## EXERCISE GOAL
Below are records; count the lines that contain "iddaw" and give only the total.

## Stored records
# # # #
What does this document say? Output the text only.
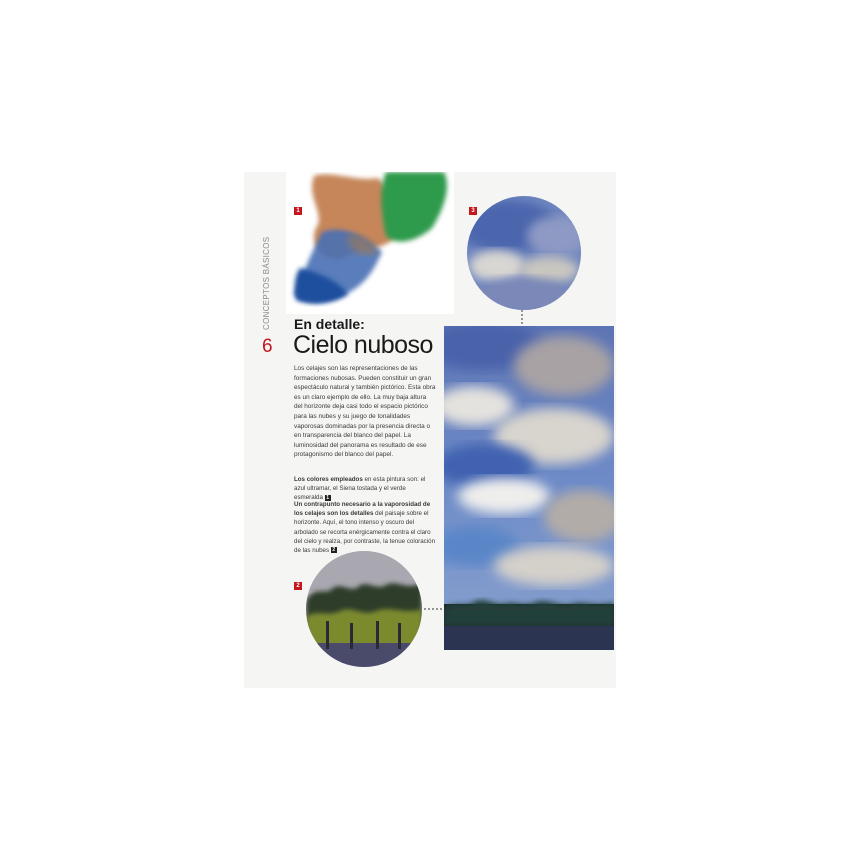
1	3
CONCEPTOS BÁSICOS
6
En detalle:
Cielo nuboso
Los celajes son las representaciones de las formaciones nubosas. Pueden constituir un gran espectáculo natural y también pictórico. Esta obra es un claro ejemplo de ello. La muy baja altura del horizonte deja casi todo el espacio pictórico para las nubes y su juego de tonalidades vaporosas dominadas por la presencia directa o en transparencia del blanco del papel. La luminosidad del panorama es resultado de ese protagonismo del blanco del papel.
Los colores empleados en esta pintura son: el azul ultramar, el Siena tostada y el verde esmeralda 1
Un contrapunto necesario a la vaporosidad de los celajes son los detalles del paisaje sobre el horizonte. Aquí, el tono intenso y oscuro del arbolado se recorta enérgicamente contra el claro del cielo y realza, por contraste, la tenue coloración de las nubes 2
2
# # # #
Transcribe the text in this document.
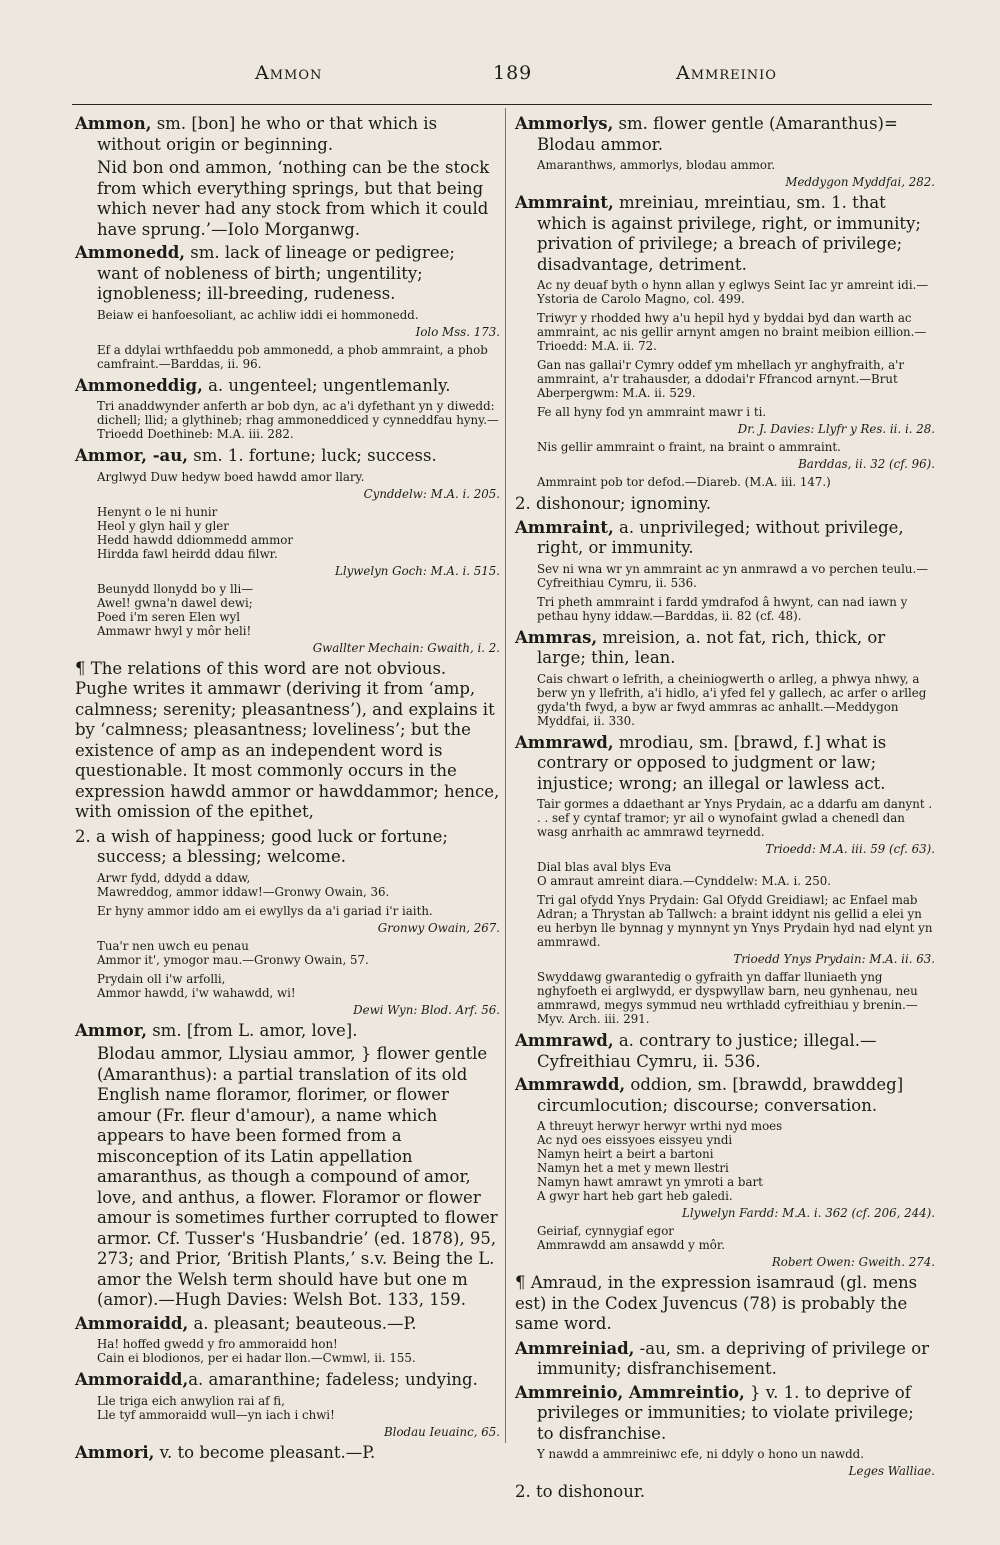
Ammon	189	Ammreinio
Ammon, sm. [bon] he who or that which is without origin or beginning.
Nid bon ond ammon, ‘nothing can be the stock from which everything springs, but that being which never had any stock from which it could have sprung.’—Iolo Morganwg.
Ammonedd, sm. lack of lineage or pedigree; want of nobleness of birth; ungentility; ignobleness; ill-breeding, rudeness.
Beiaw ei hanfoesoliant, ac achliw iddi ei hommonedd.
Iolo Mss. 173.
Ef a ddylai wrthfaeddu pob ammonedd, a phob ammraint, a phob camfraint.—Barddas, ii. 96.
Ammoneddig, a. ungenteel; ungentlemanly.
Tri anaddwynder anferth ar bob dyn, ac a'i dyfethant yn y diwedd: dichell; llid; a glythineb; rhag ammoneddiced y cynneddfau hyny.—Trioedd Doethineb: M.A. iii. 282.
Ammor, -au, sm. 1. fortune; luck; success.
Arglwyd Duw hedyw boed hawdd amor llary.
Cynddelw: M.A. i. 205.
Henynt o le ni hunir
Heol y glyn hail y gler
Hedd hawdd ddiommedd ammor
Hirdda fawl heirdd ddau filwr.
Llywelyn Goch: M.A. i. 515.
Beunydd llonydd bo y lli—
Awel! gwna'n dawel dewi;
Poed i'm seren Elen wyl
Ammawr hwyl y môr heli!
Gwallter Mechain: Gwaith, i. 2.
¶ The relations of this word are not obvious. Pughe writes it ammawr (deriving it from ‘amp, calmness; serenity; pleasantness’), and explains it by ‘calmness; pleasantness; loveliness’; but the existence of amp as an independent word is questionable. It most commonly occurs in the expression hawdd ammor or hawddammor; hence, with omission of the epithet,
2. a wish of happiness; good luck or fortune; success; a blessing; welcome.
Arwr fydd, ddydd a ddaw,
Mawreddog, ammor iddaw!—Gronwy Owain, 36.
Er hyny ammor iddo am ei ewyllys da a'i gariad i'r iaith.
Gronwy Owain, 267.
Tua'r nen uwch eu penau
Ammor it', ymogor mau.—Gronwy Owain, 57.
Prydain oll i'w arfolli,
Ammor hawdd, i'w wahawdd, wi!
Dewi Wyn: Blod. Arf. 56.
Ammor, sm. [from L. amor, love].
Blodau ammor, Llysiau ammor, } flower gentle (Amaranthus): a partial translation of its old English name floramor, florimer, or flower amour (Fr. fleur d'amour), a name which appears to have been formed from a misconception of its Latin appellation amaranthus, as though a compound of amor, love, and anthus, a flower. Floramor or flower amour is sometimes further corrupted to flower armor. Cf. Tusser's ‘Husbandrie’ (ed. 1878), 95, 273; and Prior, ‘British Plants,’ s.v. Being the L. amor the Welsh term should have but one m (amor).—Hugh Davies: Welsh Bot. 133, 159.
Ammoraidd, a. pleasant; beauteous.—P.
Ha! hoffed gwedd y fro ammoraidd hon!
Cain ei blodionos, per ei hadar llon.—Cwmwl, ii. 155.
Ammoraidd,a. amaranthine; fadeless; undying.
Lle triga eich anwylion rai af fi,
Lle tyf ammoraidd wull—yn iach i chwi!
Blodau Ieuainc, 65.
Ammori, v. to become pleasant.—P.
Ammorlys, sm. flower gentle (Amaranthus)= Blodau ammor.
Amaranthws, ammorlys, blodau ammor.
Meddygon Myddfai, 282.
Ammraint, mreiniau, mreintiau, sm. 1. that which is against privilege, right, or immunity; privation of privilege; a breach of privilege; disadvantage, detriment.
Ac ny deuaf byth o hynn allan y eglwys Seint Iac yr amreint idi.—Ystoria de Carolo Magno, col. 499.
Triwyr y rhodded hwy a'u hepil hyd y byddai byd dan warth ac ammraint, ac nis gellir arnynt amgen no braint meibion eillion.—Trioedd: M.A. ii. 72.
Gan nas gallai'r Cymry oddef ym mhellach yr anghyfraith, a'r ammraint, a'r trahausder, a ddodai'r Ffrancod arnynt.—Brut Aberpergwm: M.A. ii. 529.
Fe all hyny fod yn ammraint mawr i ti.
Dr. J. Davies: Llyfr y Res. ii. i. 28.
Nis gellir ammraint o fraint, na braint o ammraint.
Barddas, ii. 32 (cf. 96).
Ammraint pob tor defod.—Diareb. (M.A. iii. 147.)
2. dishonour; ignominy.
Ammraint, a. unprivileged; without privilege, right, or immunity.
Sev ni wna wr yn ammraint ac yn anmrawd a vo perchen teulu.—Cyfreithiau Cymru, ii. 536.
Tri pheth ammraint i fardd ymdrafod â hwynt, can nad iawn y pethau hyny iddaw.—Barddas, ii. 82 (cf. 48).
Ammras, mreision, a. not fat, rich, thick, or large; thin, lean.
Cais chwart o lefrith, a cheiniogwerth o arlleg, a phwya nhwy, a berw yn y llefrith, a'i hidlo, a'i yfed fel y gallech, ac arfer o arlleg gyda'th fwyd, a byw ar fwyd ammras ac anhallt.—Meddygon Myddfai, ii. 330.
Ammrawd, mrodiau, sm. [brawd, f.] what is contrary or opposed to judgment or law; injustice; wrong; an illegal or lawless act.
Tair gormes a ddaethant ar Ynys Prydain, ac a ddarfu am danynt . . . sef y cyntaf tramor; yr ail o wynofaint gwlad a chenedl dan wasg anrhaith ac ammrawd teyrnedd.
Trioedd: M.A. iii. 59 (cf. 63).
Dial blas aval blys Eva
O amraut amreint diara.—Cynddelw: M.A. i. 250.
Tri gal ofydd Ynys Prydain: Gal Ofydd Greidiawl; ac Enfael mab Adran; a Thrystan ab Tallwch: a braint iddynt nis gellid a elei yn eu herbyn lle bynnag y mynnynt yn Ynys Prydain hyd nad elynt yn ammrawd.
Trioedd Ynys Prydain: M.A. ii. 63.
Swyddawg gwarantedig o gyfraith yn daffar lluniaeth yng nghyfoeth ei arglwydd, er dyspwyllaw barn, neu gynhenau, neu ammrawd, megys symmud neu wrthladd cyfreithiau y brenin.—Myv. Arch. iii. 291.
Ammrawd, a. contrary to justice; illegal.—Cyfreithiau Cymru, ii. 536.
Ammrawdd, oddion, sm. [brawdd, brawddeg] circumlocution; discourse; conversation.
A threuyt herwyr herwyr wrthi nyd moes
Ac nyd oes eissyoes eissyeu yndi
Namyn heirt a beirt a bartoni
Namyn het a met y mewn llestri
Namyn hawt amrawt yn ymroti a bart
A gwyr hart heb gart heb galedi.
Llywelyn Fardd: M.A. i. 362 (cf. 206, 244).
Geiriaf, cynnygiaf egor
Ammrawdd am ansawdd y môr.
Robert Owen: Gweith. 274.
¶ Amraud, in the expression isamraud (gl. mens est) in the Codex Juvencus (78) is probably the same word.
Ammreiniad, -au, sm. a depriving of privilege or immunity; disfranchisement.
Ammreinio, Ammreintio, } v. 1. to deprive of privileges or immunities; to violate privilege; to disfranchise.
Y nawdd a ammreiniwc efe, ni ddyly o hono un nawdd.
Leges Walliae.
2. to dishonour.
# # # #
## REPLY
2